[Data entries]
+++
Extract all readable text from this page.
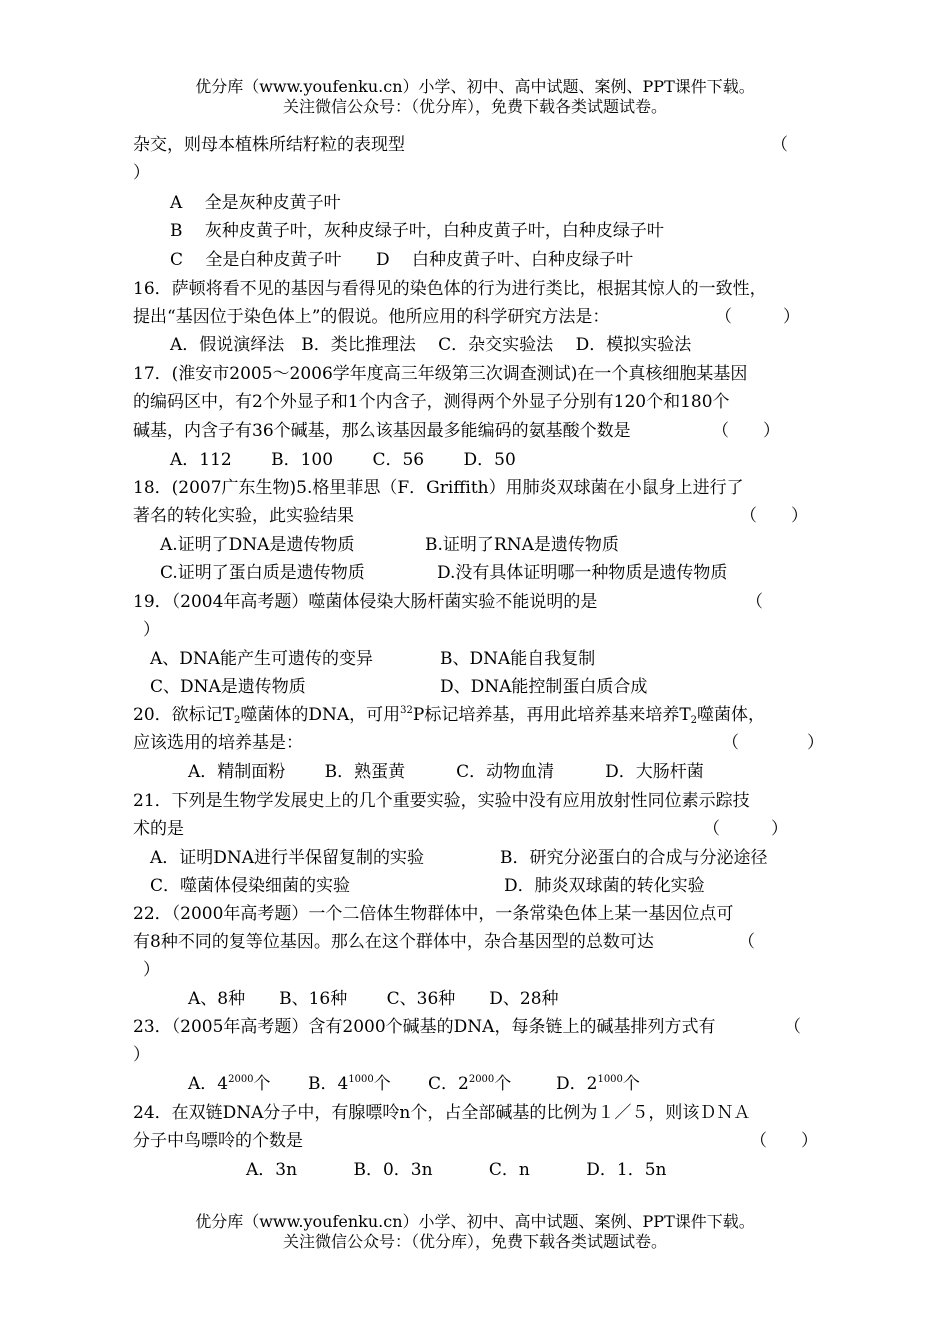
优分库（www.youfenku.cn）小学、初中、高中试题、案例、PPT课件下载。
关注微信公众号：（优分库），免费下载各类试题试卷。
杂交，则母本植株所结籽粒的表现型	（
）
A　 全是灰种皮黄子叶
B　 灰种皮黄子叶，灰种皮绿子叶，白种皮黄子叶，白种皮绿子叶
C　 全是白种皮黄子叶 D　 白种皮黄子叶、白种皮绿子叶
16．萨顿将看不见的基因与看得见的染色体的行为进行类比，根据其惊人的一致性，
提出“基因位于染色体上”的假说。他所应用的科学研究方法是：	（　　　）
A．假说演绎法　B．类比推理法　 C．杂交实验法　 D．模拟实验法
17．(淮安市2005～2006学年度高三年级第三次调查测试)在一个真核细胞某基因
的编码区中，有2个外显子和1个内含子，测得两个外显子分别有120个和180个
碱基，内含子有36个碱基，那么该基因最多能编码的氨基酸个数是	（　　）
A．112　　 B．100　　 C．56　　 D．50
18．(2007广东生物)5.格里菲思（F．Griffith）用肺炎双球菌在小鼠身上进行了
著名的转化实验，此实验结果	（　　）
A.证明了DNA是遗传物质	B.证明了RNA是遗传物质
C.证明了蛋白质是遗传物质	D.没有具体证明哪一种物质是遗传物质
19．（2004年高考题）噬菌体侵染大肠杆菌实验不能说明的是	（
）
A、DNA能产生可遗传的变异	B、DNA能自我复制
C、DNA是遗传物质	D、DNA能控制蛋白质合成
20．欲标记$T_2$噬菌体的DNA，可用$^{32}$P标记培养基，再用此培养基来培养$T_2$噬菌体，
应该选用的培养基是：	（　　　　）
A．精制面粉　　 B．熟蛋黄　　　C．动物血清　　　D．大肠杆菌
21．下列是生物学发展史上的几个重要实验，实验中没有应用放射性同位素示踪技
术的是	（　　　）
A．证明DNA进行半保留复制的实验	B．研究分泌蛋白的合成与分泌途径
C．噬菌体侵染细菌的实验	D．肺炎双球菌的转化实验
22．（2000年高考题）一个二倍体生物群体中，一条常染色体上某一基因位点可
有8种不同的复等位基因。那么在这个群体中，杂合基因型的总数可达	（
）
A、8种　　B、16种　　 C、36种　　D、28种
23．（2005年高考题）含有2000个碱基的DNA，每条链上的碱基排列方式有	（
）
A．$4^{2000}$个 B．$4^{1000}$个 C．$2^{2000}$个	D．$2^{1000}$个
24．在双链DNA分子中，有腺嘌呤n个，占全部碱基的比例为１／５，则该ＤＮＡ
分子中鸟嘌呤的个数是	（　　）
A．3n　　　 B．0．3n　　　 C．n　　　 D．1．5n
优分库（www.youfenku.cn）小学、初中、高中试题、案例、PPT课件下载。
关注微信公众号：（优分库），免费下载各类试题试卷。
+++
Count the lines in the records above that contain the word "白种皮绿子叶", and give only that number.

2